WHAT NEEDS TO BE DONE:
Retype all the records with nothing changed.

•••••

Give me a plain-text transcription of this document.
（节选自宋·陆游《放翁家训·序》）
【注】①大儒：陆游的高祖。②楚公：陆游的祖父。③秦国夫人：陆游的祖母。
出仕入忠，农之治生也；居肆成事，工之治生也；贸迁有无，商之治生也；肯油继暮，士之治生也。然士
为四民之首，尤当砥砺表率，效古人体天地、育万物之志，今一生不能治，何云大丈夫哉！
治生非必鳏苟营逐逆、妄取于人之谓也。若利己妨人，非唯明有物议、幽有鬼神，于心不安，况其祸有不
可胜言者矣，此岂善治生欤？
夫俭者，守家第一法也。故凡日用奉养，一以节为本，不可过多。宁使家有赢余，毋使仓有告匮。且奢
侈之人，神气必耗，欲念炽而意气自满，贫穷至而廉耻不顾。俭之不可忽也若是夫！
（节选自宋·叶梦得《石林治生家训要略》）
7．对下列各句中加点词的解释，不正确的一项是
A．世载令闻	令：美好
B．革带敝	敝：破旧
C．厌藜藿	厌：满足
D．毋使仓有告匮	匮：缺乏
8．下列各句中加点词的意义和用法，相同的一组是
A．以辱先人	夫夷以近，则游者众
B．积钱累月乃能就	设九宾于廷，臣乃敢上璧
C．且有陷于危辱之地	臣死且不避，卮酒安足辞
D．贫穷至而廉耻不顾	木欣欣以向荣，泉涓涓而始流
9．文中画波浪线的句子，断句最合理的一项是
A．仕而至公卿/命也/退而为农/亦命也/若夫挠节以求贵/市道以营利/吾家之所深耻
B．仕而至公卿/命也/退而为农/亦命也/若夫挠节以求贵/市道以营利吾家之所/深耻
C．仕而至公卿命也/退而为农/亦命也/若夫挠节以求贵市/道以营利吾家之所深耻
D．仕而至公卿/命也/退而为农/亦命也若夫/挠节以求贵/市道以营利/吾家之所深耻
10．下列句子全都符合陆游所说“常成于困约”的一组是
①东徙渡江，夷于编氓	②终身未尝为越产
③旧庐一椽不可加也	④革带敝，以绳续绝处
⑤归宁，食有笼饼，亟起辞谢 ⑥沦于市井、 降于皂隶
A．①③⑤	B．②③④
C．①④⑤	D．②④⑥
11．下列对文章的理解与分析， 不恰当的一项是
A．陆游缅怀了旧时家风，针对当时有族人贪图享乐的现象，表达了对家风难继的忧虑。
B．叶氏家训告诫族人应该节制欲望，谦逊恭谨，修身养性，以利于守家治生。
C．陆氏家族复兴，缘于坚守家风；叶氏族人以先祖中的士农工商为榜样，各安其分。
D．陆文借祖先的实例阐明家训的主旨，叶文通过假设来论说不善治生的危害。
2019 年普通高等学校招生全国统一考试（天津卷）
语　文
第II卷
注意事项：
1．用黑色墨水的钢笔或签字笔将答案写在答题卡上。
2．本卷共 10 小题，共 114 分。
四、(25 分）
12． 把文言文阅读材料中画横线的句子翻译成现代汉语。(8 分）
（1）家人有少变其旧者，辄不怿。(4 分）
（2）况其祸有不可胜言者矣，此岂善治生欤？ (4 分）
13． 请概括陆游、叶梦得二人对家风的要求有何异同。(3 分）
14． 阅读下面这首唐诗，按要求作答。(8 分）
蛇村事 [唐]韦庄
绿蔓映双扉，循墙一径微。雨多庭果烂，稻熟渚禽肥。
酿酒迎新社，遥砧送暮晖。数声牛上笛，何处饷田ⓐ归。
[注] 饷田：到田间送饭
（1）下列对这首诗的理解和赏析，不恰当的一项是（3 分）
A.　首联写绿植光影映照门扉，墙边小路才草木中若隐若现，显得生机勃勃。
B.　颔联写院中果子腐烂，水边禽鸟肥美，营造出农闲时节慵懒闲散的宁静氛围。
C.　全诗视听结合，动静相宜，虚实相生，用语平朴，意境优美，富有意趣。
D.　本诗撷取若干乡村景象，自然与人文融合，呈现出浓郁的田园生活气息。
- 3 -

•••••

REPLY:
Give me a plain-text transcription of this document.
（节选自宋·陆游《放翁家训·序》）
【注】①大儒：陆游的高祖。②楚公：陆游的祖父。③秦国夫人：陆游的祖母。
出仕入忠，农之治生也；居肆成事，工之治生也；贸迁有无，商之治生也；肯油继暮，士之治生也。然士
为四民之首，尤当砥砺表率，效古人体天地、育万物之志，今一生不能治，何云大丈夫哉！
治生非必鳏苟营逐逆、妄取于人之谓也。若利己妨人，非唯明有物议、幽有鬼神，于心不安，况其祸有不
可胜言者矣，此岂善治生欤？
夫俭者，守家第一法也。故凡日用奉养，一以节为本，不可过多。宁使家有赢余，毋使仓有告匮。且奢
侈之人，神气必耗，欲念炽而意气自满，贫穷至而廉耻不顾。俭之不可忽也若是夫！
（节选自宋·叶梦得《石林治生家训要略》）
7．对下列各句中加点词的解释，不正确的一项是
A．世载令闻	令：美好
B．革带敝	敝：破旧
C．厌藜藿	厌：满足
D．毋使仓有告匮	匮：缺乏
8．下列各句中加点词的意义和用法，相同的一组是
A．以辱先人	夫夷以近，则游者众
B．积钱累月乃能就	设九宾于廷，臣乃敢上璧
C．且有陷于危辱之地	臣死且不避，卮酒安足辞
D．贫穷至而廉耻不顾	木欣欣以向荣，泉涓涓而始流
9．文中画波浪线的句子，断句最合理的一项是
A．仕而至公卿/命也/退而为农/亦命也/若夫挠节以求贵/市道以营利/吾家之所深耻
B．仕而至公卿/命也/退而为农/亦命也/若夫挠节以求贵/市道以营利吾家之所/深耻
C．仕而至公卿命也/退而为农/亦命也/若夫挠节以求贵市/道以营利吾家之所深耻
D．仕而至公卿/命也/退而为农/亦命也若夫/挠节以求贵/市道以营利/吾家之所深耻
10．下列句子全都符合陆游所说“常成于困约”的一组是
①东徙渡江，夷于编氓	②终身未尝为越产
③旧庐一椽不可加也	④革带敝，以绳续绝处
⑤归宁，食有笼饼，亟起辞谢 ⑥沦于市井、 降于皂隶
A．①③⑤	B．②③④
C．①④⑤	D．②④⑥
11．下列对文章的理解与分析， 不恰当的一项是
A．陆游缅怀了旧时家风，针对当时有族人贪图享乐的现象，表达了对家风难继的忧虑。
B．叶氏家训告诫族人应该节制欲望，谦逊恭谨，修身养性，以利于守家治生。
C．陆氏家族复兴，缘于坚守家风；叶氏族人以先祖中的士农工商为榜样，各安其分。
D．陆文借祖先的实例阐明家训的主旨，叶文通过假设来论说不善治生的危害。
2019 年普通高等学校招生全国统一考试（天津卷）
语　文
第II卷
注意事项：
1．用黑色墨水的钢笔或签字笔将答案写在答题卡上。
2．本卷共 10 小题，共 114 分。
四、(25 分）
12． 把文言文阅读材料中画横线的句子翻译成现代汉语。(8 分）
（1）家人有少变其旧者，辄不怿。(4 分）
（2）况其祸有不可胜言者矣，此岂善治生欤？ (4 分）
13． 请概括陆游、叶梦得二人对家风的要求有何异同。(3 分）
14． 阅读下面这首唐诗，按要求作答。(8 分）
蛇村事 [唐]韦庄
绿蔓映双扉，循墙一径微。雨多庭果烂，稻熟渚禽肥。
酿酒迎新社，遥砧送暮晖。数声牛上笛，何处饷田ⓐ归。
[注] 饷田：到田间送饭
（1）下列对这首诗的理解和赏析，不恰当的一项是（3 分）
A.　首联写绿植光影映照门扉，墙边小路才草木中若隐若现，显得生机勃勃。
B.　颔联写院中果子腐烂，水边禽鸟肥美，营造出农闲时节慵懒闲散的宁静氛围。
C.　全诗视听结合，动静相宜，虚实相生，用语平朴，意境优美，富有意趣。
D.　本诗撷取若干乡村景象，自然与人文融合，呈现出浓郁的田园生活气息。
- 3 -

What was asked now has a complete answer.